## Work to complete
Return every line of the listing below verbatim, omitting the picture lines.

++++ Material provided

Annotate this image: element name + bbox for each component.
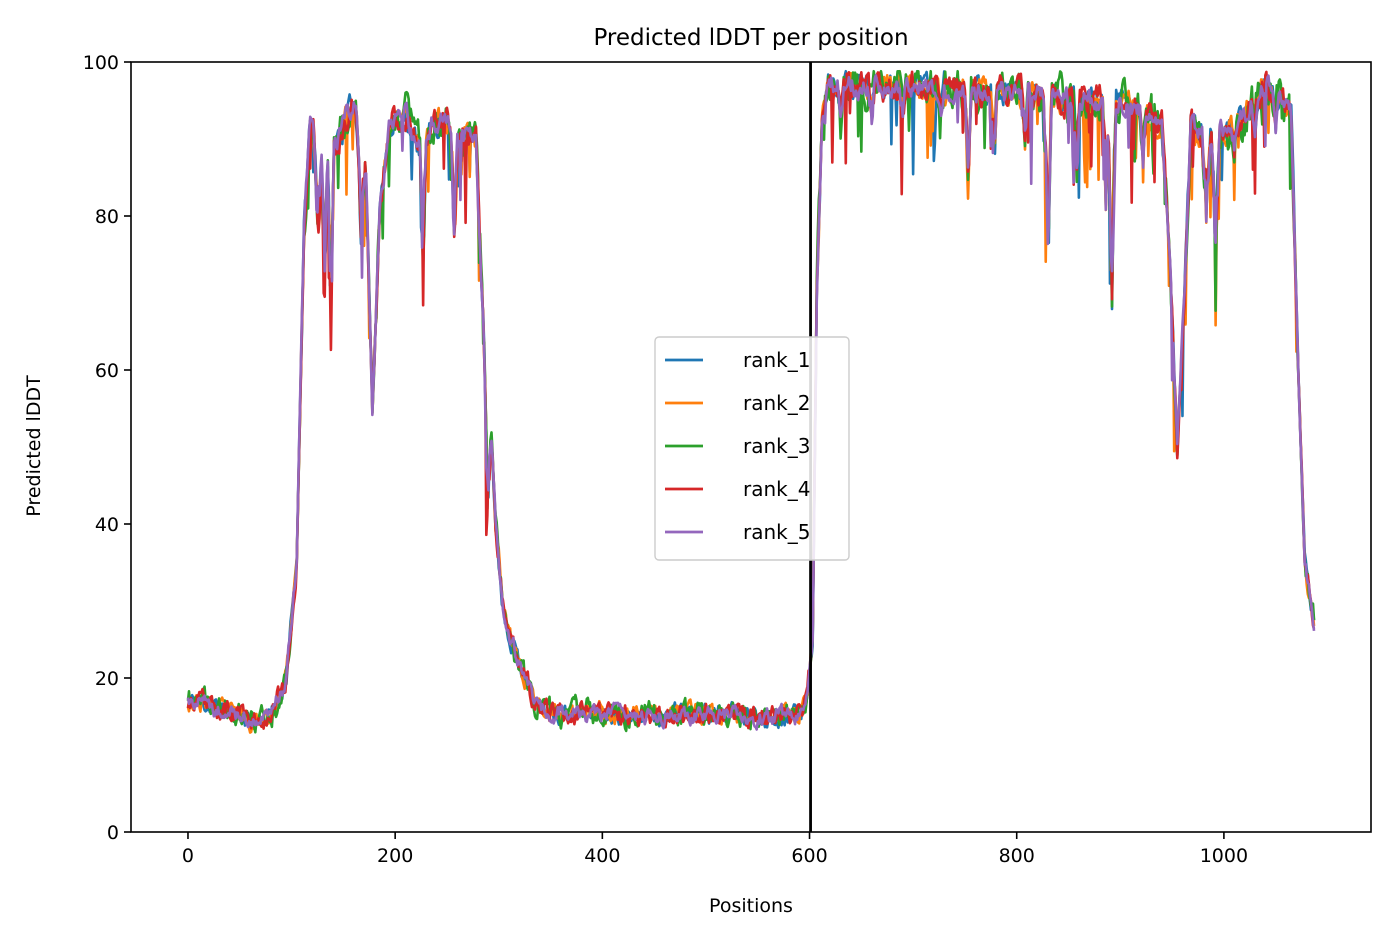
y-tick-label: 100 (83, 52, 119, 74)
chart-title: Predicted lDDT per position (593, 25, 908, 51)
legend-box (654, 336, 850, 561)
series-line-rank-5 (186, 74, 1316, 731)
legend-label-rank-5: rank_5 (743, 520, 810, 544)
legend: rank_1 rank_2 rank_3 rank_4 rank_5 (654, 336, 850, 561)
x-axis-label: Positions (709, 895, 793, 917)
legend-label-rank-4: rank_4 (743, 477, 810, 501)
legend-label-rank-1: rank_1 (743, 348, 810, 372)
x-tick-label: 1000 (1200, 845, 1248, 867)
y-tick-label: 0 (107, 822, 119, 844)
series-lines (186, 69, 1316, 734)
legend-label-rank-2: rank_2 (743, 391, 810, 415)
y-tick-label: 20 (95, 668, 119, 690)
y-tick-label: 80 (95, 206, 119, 228)
plot-frame (130, 61, 1372, 833)
x-tick-label: 400 (584, 845, 620, 867)
y-tick-label: 60 (95, 360, 119, 382)
axes: 0 200 400 600 800 1000 0 20 40 60 80 100 (83, 52, 1372, 867)
x-tick-label: 200 (377, 845, 413, 867)
x-tick-label: 0 (182, 845, 194, 867)
legend-label-rank-3: rank_3 (743, 434, 810, 458)
x-tick-label: 600 (791, 845, 827, 867)
y-axis-label: Predicted lDDT (23, 375, 45, 517)
y-tick-label: 40 (95, 514, 119, 536)
x-tick-label: 800 (999, 845, 1035, 867)
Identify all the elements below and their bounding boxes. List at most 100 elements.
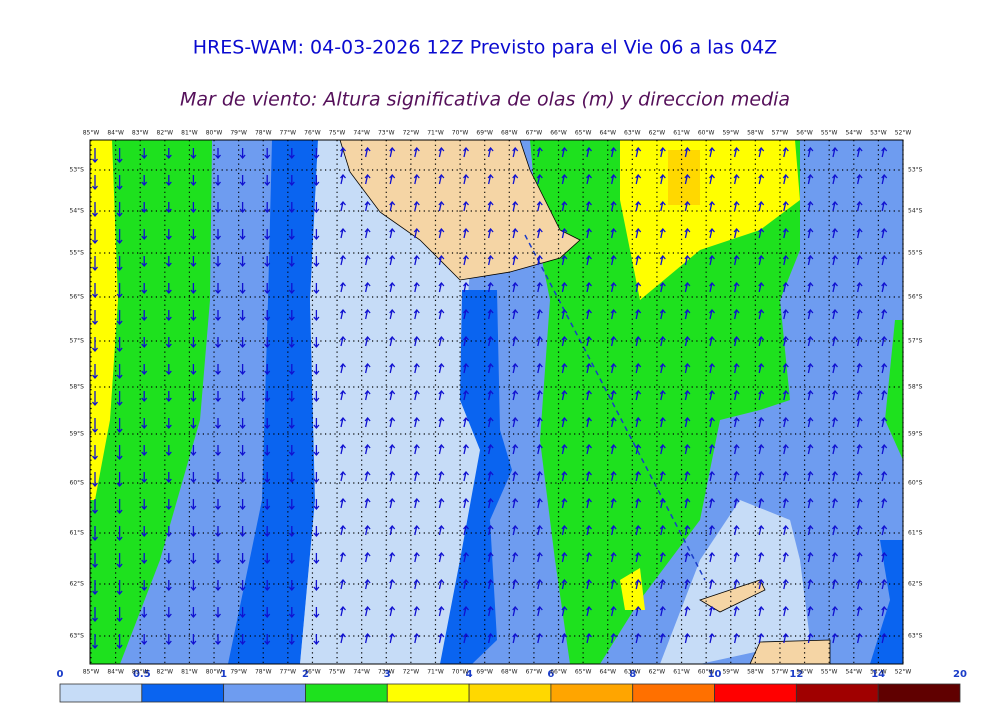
wave-arrow-head [684,254,691,260]
wave-arrow-head [487,524,494,530]
lon-label: 73°W [378,130,395,137]
wave-arrow [512,147,516,158]
wave-arrow [758,228,762,239]
wave-arrow-head [586,227,592,233]
wave-arrow-head [807,200,814,206]
lon-label: 67°W [526,669,543,676]
wave-arrow-head [413,605,420,611]
wave-arrow [512,471,516,482]
wave-arrow-head [561,281,568,287]
wave-arrow-head [165,343,172,349]
wave-arrow [856,228,861,239]
wave-arrow [635,336,639,347]
wave-arrow-head [807,578,814,584]
wave-arrow [487,363,492,374]
wave-arrow-head [364,443,371,449]
wave-arrow [463,255,467,266]
wave-arrow-head [340,227,346,233]
wave-arrow-head [364,281,371,287]
wave-arrow [807,363,812,374]
wave-arrow [856,363,861,374]
wave-arrow [832,147,836,158]
wave-arrow-head [610,497,617,503]
wave-arrow-head [413,146,420,152]
wave-arrow [340,525,344,536]
wave-arrow-head [881,335,888,341]
wave-arrow-head [340,362,346,368]
wave-arrow [832,201,836,212]
wave-arrow-head [733,578,740,584]
wave-arrow-head [733,362,740,368]
wave-arrow-head [610,254,617,260]
lon-label: 60°W [698,130,715,137]
wave-arrow-head [116,239,123,245]
wave-arrow [389,282,393,293]
lon-label: 82°W [157,669,174,676]
wave-arrow-head [684,578,691,584]
lat-label: 63°S [908,633,923,640]
wave-arrow [537,255,541,266]
wave-arrow-head [288,613,295,619]
wave-arrow-head [413,578,420,584]
wave-arrow [512,498,516,509]
wave-arrow-head [684,308,691,314]
wave-arrow [783,255,787,266]
wave-arrow-head [239,451,246,457]
wave-arrow [537,201,541,212]
lon-label: 83°W [132,669,149,676]
wave-arrow-head [438,470,445,476]
wave-arrow-head [635,227,642,233]
wave-arrow [807,498,812,509]
wave-arrow-head [116,293,123,299]
wave-arrow [389,552,393,563]
wave-arrow-head [659,308,666,314]
wave-arrow-head [239,289,246,295]
wave-arrow-head [856,551,863,557]
wave-arrow [832,606,836,617]
wave-arrow-head [463,254,469,260]
wave-arrow-head [487,497,494,503]
lon-label: 78°W [255,669,272,676]
lon-label: 66°W [550,130,567,137]
wave-arrow [856,255,861,266]
wave-arrow-head [684,524,691,530]
wave-arrow-head [610,200,617,206]
wave-arrow [783,606,787,617]
wave-arrow [414,498,418,509]
wave-arrow [807,579,812,590]
wave-arrow [881,228,885,239]
wave-arrow [733,498,738,509]
wave-arrow-head [782,389,789,395]
wave-arrow-head [487,605,494,611]
wave-arrow-head [586,416,592,422]
wave-arrow-head [264,478,271,484]
wave-arrow [610,336,615,347]
wave-arrow-head [561,605,568,611]
wave-arrow-head [141,262,148,268]
wave-arrow-head [512,389,519,395]
wave-arrow [660,525,664,536]
colorbar-label: 3 [384,669,391,680]
wave-arrow [414,363,418,374]
wave-arrow-head [536,200,543,206]
wave-arrow [487,390,492,401]
wave-arrow [537,552,541,563]
colorbar-swatch [468,683,552,703]
wave-arrow-head [487,335,494,341]
lon-label: 77°W [280,130,297,137]
wave-arrow-head [758,470,765,476]
wave-arrow-head [264,532,271,538]
wave-arrow-head [463,308,469,314]
wave-arrow-head [881,281,888,287]
wave-arrow-head [610,335,617,341]
wave-arrow-head [313,316,320,322]
wave-arrow-head [438,551,445,557]
wave-arrow-head [340,470,346,476]
wave-arrow-head [856,254,863,260]
wave-arrow-head [758,416,765,422]
map-field [90,140,903,664]
wave-arrow-head [141,181,148,187]
wave-arrow-head [413,281,420,287]
wave-arrow-head [215,289,221,295]
wave-arrow [512,390,516,401]
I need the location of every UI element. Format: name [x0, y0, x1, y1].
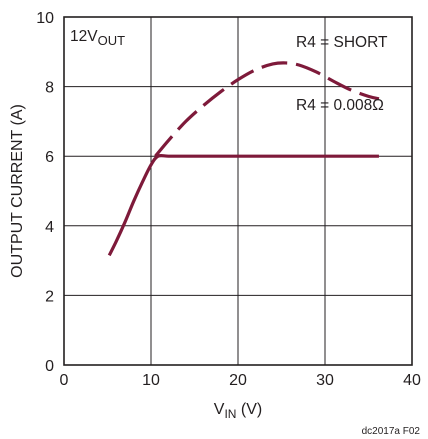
x-axis-label: VIN (V): [214, 401, 262, 421]
series-label-short: R4 = SHORT: [296, 34, 388, 51]
y-tick-label-0: 0: [45, 358, 54, 375]
y-tick-label-1: 2: [45, 288, 54, 305]
x-axis-label-sub: IN: [224, 407, 236, 421]
corner-label-main: 12V: [70, 28, 98, 45]
corner-label-sub: OUT: [98, 33, 126, 48]
x-axis-label-main: V: [214, 401, 225, 418]
x-tick-label-4: 40: [403, 372, 421, 389]
x-tick-label-2: 20: [229, 372, 247, 389]
figure-id: dc2017a F02: [362, 426, 421, 437]
plot-frame: [63, 16, 413, 366]
series-label-resistor: R4 = 0.008Ω: [296, 97, 384, 114]
y-tick-label-5: 10: [36, 10, 54, 27]
x-tick-label-0: 0: [60, 372, 69, 389]
series-line-1: [107, 153, 379, 257]
series-group: [107, 61, 380, 257]
corner-label: 12VOUT: [70, 28, 125, 48]
series-line-0: [154, 61, 380, 158]
y-axis-label: OUTPUT CURRENT (A): [9, 104, 26, 278]
y-tick-label-4: 8: [45, 80, 54, 97]
x-tick-label-3: 30: [316, 372, 334, 389]
x-tick-label-1: 10: [142, 372, 160, 389]
y-tick-label-2: 4: [45, 219, 54, 236]
x-axis-label-suffix: (V): [236, 401, 262, 418]
y-tick-label-3: 6: [45, 149, 54, 166]
y-tick-labels: 0 2 4 6 8 10: [36, 10, 54, 375]
x-tick-labels: 0 10 20 30 40: [60, 372, 421, 389]
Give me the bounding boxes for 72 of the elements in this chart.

++++++++

## Answer in full
Annotate this image: element name + bbox for each component.
y-tick-label: 100 (83, 52, 119, 74)
chart-title: Predicted lDDT per position (593, 25, 908, 51)
legend-box (654, 336, 850, 561)
series-line-rank-5 (186, 74, 1316, 731)
legend-label-rank-5: rank_5 (743, 520, 810, 544)
legend: rank_1 rank_2 rank_3 rank_4 rank_5 (654, 336, 850, 561)
x-axis-label: Positions (709, 895, 793, 917)
legend-label-rank-4: rank_4 (743, 477, 810, 501)
legend-label-rank-1: rank_1 (743, 348, 810, 372)
x-tick-label: 1000 (1200, 845, 1248, 867)
y-tick-label: 0 (107, 822, 119, 844)
series-lines (186, 69, 1316, 734)
legend-label-rank-2: rank_2 (743, 391, 810, 415)
y-tick-label: 20 (95, 668, 119, 690)
y-tick-label: 80 (95, 206, 119, 228)
plot-frame (130, 61, 1372, 833)
x-tick-label: 400 (584, 845, 620, 867)
y-tick-label: 60 (95, 360, 119, 382)
axes: 0 200 400 600 800 1000 0 20 40 60 80 100 (83, 52, 1372, 867)
x-tick-label: 200 (377, 845, 413, 867)
x-tick-label: 0 (182, 845, 194, 867)
legend-label-rank-3: rank_3 (743, 434, 810, 458)
x-tick-label: 600 (791, 845, 827, 867)
y-axis-label: Predicted lDDT (23, 375, 45, 517)
y-tick-label: 40 (95, 514, 119, 536)
x-tick-label: 800 (999, 845, 1035, 867)
Identify all the elements below and their bounding boxes. List at most 100 elements.
wave-arrow-head [684,254,691,260]
wave-arrow-head [487,524,494,530]
lon-label: 73°W [378,130,395,137]
wave-arrow [512,147,516,158]
wave-arrow [758,228,762,239]
wave-arrow-head [586,227,592,233]
wave-arrow-head [807,200,814,206]
lon-label: 67°W [526,669,543,676]
wave-arrow-head [413,605,420,611]
wave-arrow [512,471,516,482]
wave-arrow-head [561,281,568,287]
wave-arrow-head [165,343,172,349]
wave-arrow [856,228,861,239]
wave-arrow [635,336,639,347]
wave-arrow-head [807,578,814,584]
wave-arrow [487,363,492,374]
wave-arrow-head [364,443,371,449]
wave-arrow [463,255,467,266]
wave-arrow-head [340,227,346,233]
wave-arrow-head [364,281,371,287]
wave-arrow [807,363,812,374]
wave-arrow [856,363,861,374]
wave-arrow [832,147,836,158]
wave-arrow-head [610,497,617,503]
wave-arrow-head [413,146,420,152]
wave-arrow [340,525,344,536]
wave-arrow-head [881,335,888,341]
wave-arrow-head [340,362,346,368]
wave-arrow [832,201,836,212]
wave-arrow-head [733,578,740,584]
wave-arrow-head [733,362,740,368]
wave-arrow-head [610,254,617,260]
lon-label: 60°W [698,130,715,137]
wave-arrow-head [116,239,123,245]
wave-arrow [389,282,393,293]
lon-label: 82°W [157,669,174,676]
wave-arrow-head [684,578,691,584]
lat-label: 63°S [908,633,923,640]
wave-arrow [537,255,541,266]
wave-arrow-head [288,613,295,619]
wave-arrow-head [413,578,420,584]
wave-arrow [512,498,516,509]
wave-arrow-head [684,308,691,314]
wave-arrow [783,255,787,266]
wave-arrow-head [239,451,246,457]
wave-arrow [537,201,541,212]
lon-label: 83°W [132,669,149,676]
wave-arrow-head [438,470,445,476]
wave-arrow-head [635,227,642,233]
wave-arrow [807,498,812,509]
wave-arrow-head [116,293,123,299]
wave-arrow [389,552,393,563]
wave-arrow-head [659,308,666,314]
wave-arrow-head [239,289,246,295]
wave-arrow-head [856,551,863,557]
wave-arrow [832,606,836,617]
wave-arrow-head [463,254,469,260]
wave-arrow-head [487,497,494,503]
lon-label: 78°W [255,669,272,676]
lon-label: 66°W [550,130,567,137]
wave-arrow [856,255,861,266]
wave-arrow-head [684,524,691,530]
wave-arrow-head [610,200,617,206]
wave-arrow [783,606,787,617]
wave-arrow [414,498,418,509]
wave-arrow [807,579,812,590]
wave-arrow [881,228,885,239]
wave-arrow [733,498,738,509]
wave-arrow-head [782,389,789,395]
wave-arrow-head [487,605,494,611]
wave-arrow-head [586,416,592,422]
wave-arrow-head [264,478,271,484]
wave-arrow [610,336,615,347]
wave-arrow-head [561,605,568,611]
wave-arrow-head [141,262,148,268]
wave-arrow-head [512,389,519,395]
wave-arrow [660,525,664,536]
colorbar-label: 3 [384,669,391,680]
wave-arrow [414,363,418,374]
wave-arrow-head [536,200,543,206]
wave-arrow [487,390,492,401]
wave-arrow [537,552,541,563]
colorbar-swatch [468,683,552,703]
wave-arrow-head [487,335,494,341]
lon-label: 77°W [280,130,297,137]
wave-arrow-head [758,470,765,476]
wave-arrow-head [264,532,271,538]
wave-arrow-head [463,308,469,314]
wave-arrow-head [881,281,888,287]
wave-arrow-head [610,335,617,341]
wave-arrow-head [313,316,320,322]
wave-arrow-head [438,551,445,557]
wave-arrow-head [340,470,346,476]
wave-arrow-head [856,254,863,260]
wave-arrow-head [758,416,765,422]
map-field [90,140,903,664]
wave-arrow-head [141,181,148,187]
wave-arrow-head [413,281,420,287]
wave-arrow-head [215,289,221,295]
wave-arrow [512,390,516,401]
I need the location of every UI element. Format: name [x0, y0, x1, y1].
x-axis-label: VIN (V): [214, 401, 262, 421]
series-label-short: R4 = SHORT: [296, 34, 388, 51]
y-tick-label-0: 0: [45, 358, 54, 375]
y-tick-label-1: 2: [45, 288, 54, 305]
x-axis-label-sub: IN: [224, 407, 236, 421]
corner-label-main: 12V: [70, 28, 98, 45]
corner-label-sub: OUT: [98, 33, 126, 48]
x-axis-label-main: V: [214, 401, 225, 418]
x-tick-label-4: 40: [403, 372, 421, 389]
x-tick-label-2: 20: [229, 372, 247, 389]
figure-id: dc2017a F02: [362, 426, 421, 437]
plot-frame: [63, 16, 413, 366]
series-label-resistor: R4 = 0.008Ω: [296, 97, 384, 114]
y-tick-label-5: 10: [36, 10, 54, 27]
x-tick-label-0: 0: [60, 372, 69, 389]
series-line-1: [107, 153, 379, 257]
series-group: [107, 61, 380, 257]
corner-label: 12VOUT: [70, 28, 125, 48]
series-line-0: [154, 61, 380, 158]
y-axis-label: OUTPUT CURRENT (A): [9, 104, 26, 278]
y-tick-label-4: 8: [45, 80, 54, 97]
x-tick-label-3: 30: [316, 372, 334, 389]
x-tick-label-1: 10: [142, 372, 160, 389]
y-tick-label-2: 4: [45, 219, 54, 236]
x-axis-label-suffix: (V): [236, 401, 262, 418]
y-tick-label-3: 6: [45, 149, 54, 166]
y-tick-labels: 0 2 4 6 8 10: [36, 10, 54, 375]
x-tick-labels: 0 10 20 30 40: [60, 372, 421, 389]
Give me the bounding boxes for 72 of the elements in this chart.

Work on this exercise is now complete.